Do this:
Arrange each line of the material below as a JSON list of strings, one string per line, leaving out any blank lines.

Listing:
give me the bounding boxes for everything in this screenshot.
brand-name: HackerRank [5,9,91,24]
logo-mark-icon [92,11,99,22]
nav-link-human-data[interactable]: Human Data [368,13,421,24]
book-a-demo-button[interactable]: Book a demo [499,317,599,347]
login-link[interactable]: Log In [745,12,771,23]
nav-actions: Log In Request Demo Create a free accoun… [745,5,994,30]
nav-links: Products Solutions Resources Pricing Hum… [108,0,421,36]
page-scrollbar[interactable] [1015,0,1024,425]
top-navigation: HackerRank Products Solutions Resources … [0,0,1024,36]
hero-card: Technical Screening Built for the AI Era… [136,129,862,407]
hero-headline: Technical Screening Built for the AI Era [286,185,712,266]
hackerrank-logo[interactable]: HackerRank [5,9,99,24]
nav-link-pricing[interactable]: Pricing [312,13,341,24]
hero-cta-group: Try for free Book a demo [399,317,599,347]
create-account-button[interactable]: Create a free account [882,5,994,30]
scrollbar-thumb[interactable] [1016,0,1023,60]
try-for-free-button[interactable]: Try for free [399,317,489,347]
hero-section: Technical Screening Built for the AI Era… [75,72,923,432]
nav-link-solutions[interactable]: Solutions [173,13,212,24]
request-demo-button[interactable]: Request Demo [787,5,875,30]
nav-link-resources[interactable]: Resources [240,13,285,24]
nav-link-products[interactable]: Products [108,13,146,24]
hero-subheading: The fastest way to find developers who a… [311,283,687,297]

Written response:
[
  "give me the bounding boxes for everything in this screenshot.",
  "brand-name: HackerRank [5,9,91,24]",
  "logo-mark-icon [92,11,99,22]",
  "nav-link-human-data[interactable]: Human Data [368,13,421,24]",
  "book-a-demo-button[interactable]: Book a demo [499,317,599,347]",
  "login-link[interactable]: Log In [745,12,771,23]",
  "nav-actions: Log In Request Demo Create a free accoun… [745,5,994,30]",
  "nav-links: Products Solutions Resources Pricing Hum… [108,0,421,36]",
  "page-scrollbar[interactable] [1015,0,1024,425]",
  "top-navigation: HackerRank Products Solutions Resources … [0,0,1024,36]",
  "hero-card: Technical Screening Built for the AI Era… [136,129,862,407]",
  "hero-headline: Technical Screening Built for the AI Era [286,185,712,266]",
  "hackerrank-logo[interactable]: HackerRank [5,9,99,24]",
  "nav-link-pricing[interactable]: Pricing [312,13,341,24]",
  "hero-cta-group: Try for free Book a demo [399,317,599,347]",
  "create-account-button[interactable]: Create a free account [882,5,994,30]",
  "scrollbar-thumb[interactable] [1016,0,1023,60]",
  "try-for-free-button[interactable]: Try for free [399,317,489,347]",
  "hero-section: Technical Screening Built for the AI Era… [75,72,923,432]",
  "nav-link-solutions[interactable]: Solutions [173,13,212,24]",
  "request-demo-button[interactable]: Request Demo [787,5,875,30]",
  "nav-link-resources[interactable]: Resources [240,13,285,24]",
  "nav-link-products[interactable]: Products [108,13,146,24]",
  "hero-subheading: The fastest way to find developers who a… [311,283,687,297]"
]